§ DIRECTIONS FOR THIS TASK:
Give the material once more, word for word, without any images.

§ EXCERPTED DATA:

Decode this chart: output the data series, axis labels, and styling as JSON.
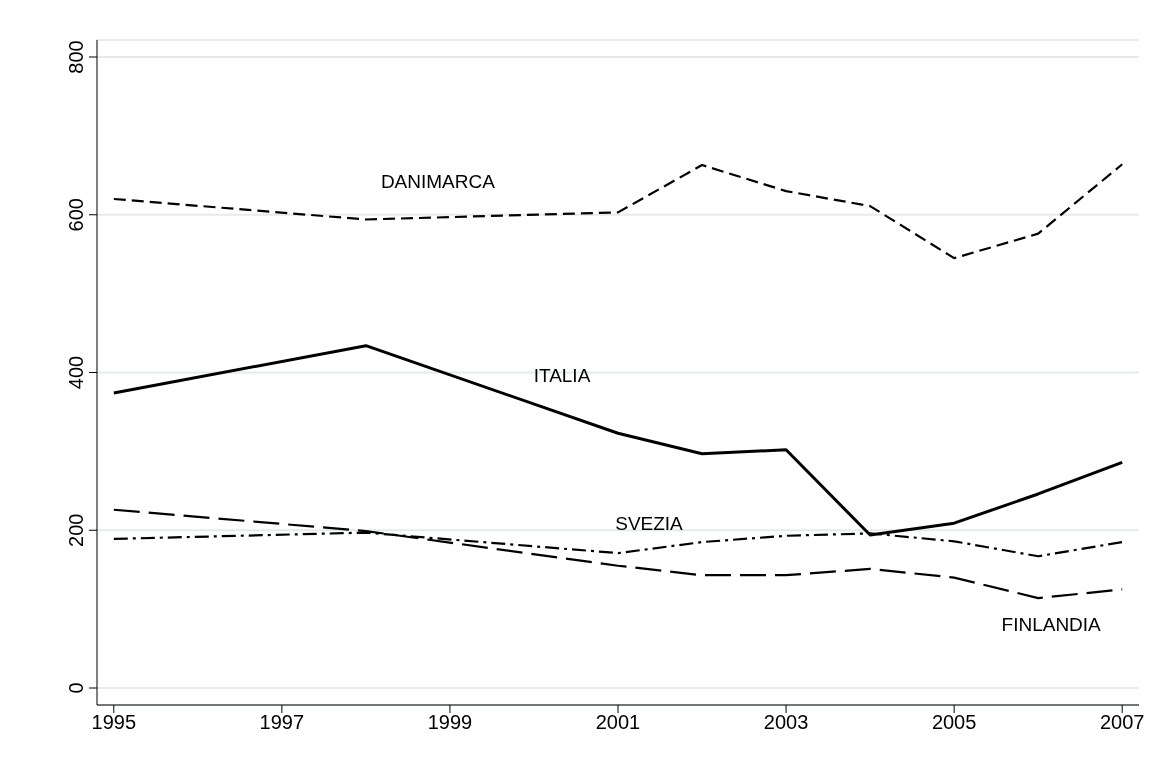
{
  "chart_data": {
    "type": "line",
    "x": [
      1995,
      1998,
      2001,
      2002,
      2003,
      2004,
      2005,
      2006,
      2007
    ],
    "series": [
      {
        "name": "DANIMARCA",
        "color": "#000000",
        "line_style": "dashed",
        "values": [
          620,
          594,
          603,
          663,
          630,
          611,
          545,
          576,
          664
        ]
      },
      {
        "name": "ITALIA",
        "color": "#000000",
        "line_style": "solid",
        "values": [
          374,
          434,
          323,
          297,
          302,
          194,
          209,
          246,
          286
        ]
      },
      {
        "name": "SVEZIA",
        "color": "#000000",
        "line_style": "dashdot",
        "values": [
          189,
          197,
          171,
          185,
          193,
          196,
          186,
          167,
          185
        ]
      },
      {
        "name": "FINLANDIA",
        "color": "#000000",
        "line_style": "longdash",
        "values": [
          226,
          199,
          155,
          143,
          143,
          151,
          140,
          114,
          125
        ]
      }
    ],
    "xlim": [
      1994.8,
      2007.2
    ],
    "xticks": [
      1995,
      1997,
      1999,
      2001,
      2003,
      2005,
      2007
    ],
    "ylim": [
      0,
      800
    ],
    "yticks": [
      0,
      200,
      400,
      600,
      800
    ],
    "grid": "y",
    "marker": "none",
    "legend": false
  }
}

§ FULL RESPONSE:
Decode this chart: output the data series, axis labels, and styling as JSON.
{
  "chart_data": {
    "type": "line",
    "x": [
      1995,
      1998,
      2001,
      2002,
      2003,
      2004,
      2005,
      2006,
      2007
    ],
    "series": [
      {
        "name": "DANIMARCA",
        "color": "#000000",
        "line_style": "dashed",
        "values": [
          620,
          594,
          603,
          663,
          630,
          611,
          545,
          576,
          664
        ]
      },
      {
        "name": "ITALIA",
        "color": "#000000",
        "line_style": "solid",
        "values": [
          374,
          434,
          323,
          297,
          302,
          194,
          209,
          246,
          286
        ]
      },
      {
        "name": "SVEZIA",
        "color": "#000000",
        "line_style": "dashdot",
        "values": [
          189,
          197,
          171,
          185,
          193,
          196,
          186,
          167,
          185
        ]
      },
      {
        "name": "FINLANDIA",
        "color": "#000000",
        "line_style": "longdash",
        "values": [
          226,
          199,
          155,
          143,
          143,
          151,
          140,
          114,
          125
        ]
      }
    ],
    "xlim": [
      1994.8,
      2007.2
    ],
    "xticks": [
      1995,
      1997,
      1999,
      2001,
      2003,
      2005,
      2007
    ],
    "ylim": [
      0,
      800
    ],
    "yticks": [
      0,
      200,
      400,
      600,
      800
    ],
    "grid": "y",
    "marker": "none",
    "legend": false
  }
}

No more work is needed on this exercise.